-- Start of Dataset excerpts --

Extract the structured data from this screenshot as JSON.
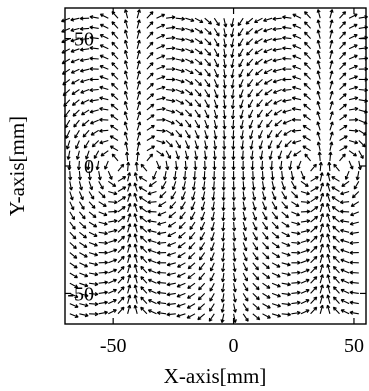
{
  "chart_data": {
    "type": "quiver",
    "title": "",
    "xlabel": "X-axis[mm]",
    "ylabel": "Y-axis[mm]",
    "xlim": [
      -70,
      55
    ],
    "ylim": [
      -62,
      62
    ],
    "xticks": [
      -50,
      0,
      50
    ],
    "yticks": [
      50,
      0,
      -50
    ],
    "xtick_labels": [
      "-50",
      "0",
      "50"
    ],
    "ytick_labels": [
      "50",
      "0",
      "-50"
    ],
    "grid": false,
    "legend": "none",
    "field": {
      "x_range": [
        -68,
        53
      ],
      "y_range": [
        -58,
        58
      ],
      "step_mm": 4,
      "vortex_centers": [
        [
          -42,
          0
        ],
        [
          38,
          0
        ]
      ],
      "description_hidden": true
    }
  }
}
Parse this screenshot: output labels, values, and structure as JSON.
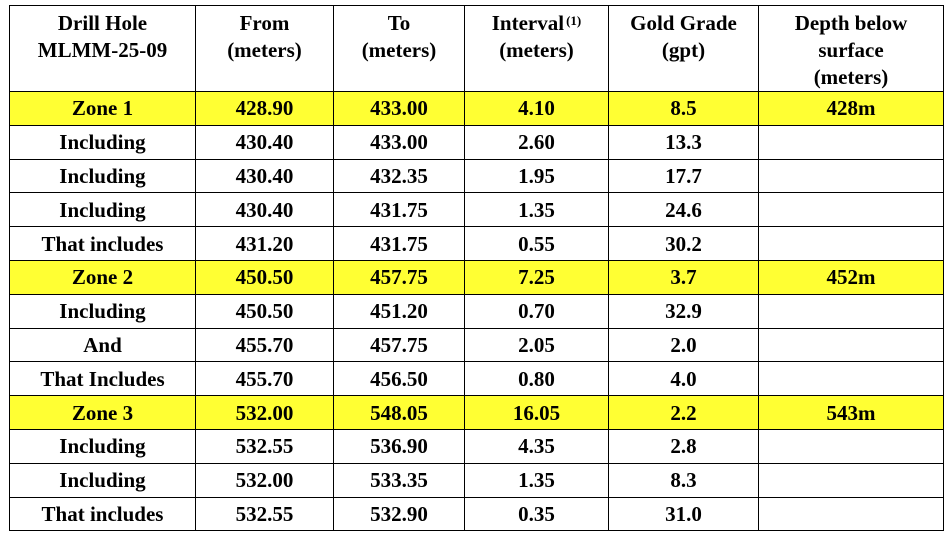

-- End of Dataset excerpts --

__Exercise prompt__. Replicate the material above verbatim; images stay out of the copy.

__Written answer__.
Extract the structured data from this screenshot as JSON.
{
  "chart_data": {
    "type": "quiver",
    "title": "",
    "xlabel": "X-axis[mm]",
    "ylabel": "Y-axis[mm]",
    "xlim": [
      -70,
      55
    ],
    "ylim": [
      -62,
      62
    ],
    "xticks": [
      -50,
      0,
      50
    ],
    "yticks": [
      50,
      0,
      -50
    ],
    "xtick_labels": [
      "-50",
      "0",
      "50"
    ],
    "ytick_labels": [
      "50",
      "0",
      "-50"
    ],
    "grid": false,
    "legend": "none",
    "field": {
      "x_range": [
        -68,
        53
      ],
      "y_range": [
        -58,
        58
      ],
      "step_mm": 4,
      "vortex_centers": [
        [
          -42,
          0
        ],
        [
          38,
          0
        ]
      ],
      "description_hidden": true
    }
  }
}
Parse this screenshot: output labels, values, and structure as JSON.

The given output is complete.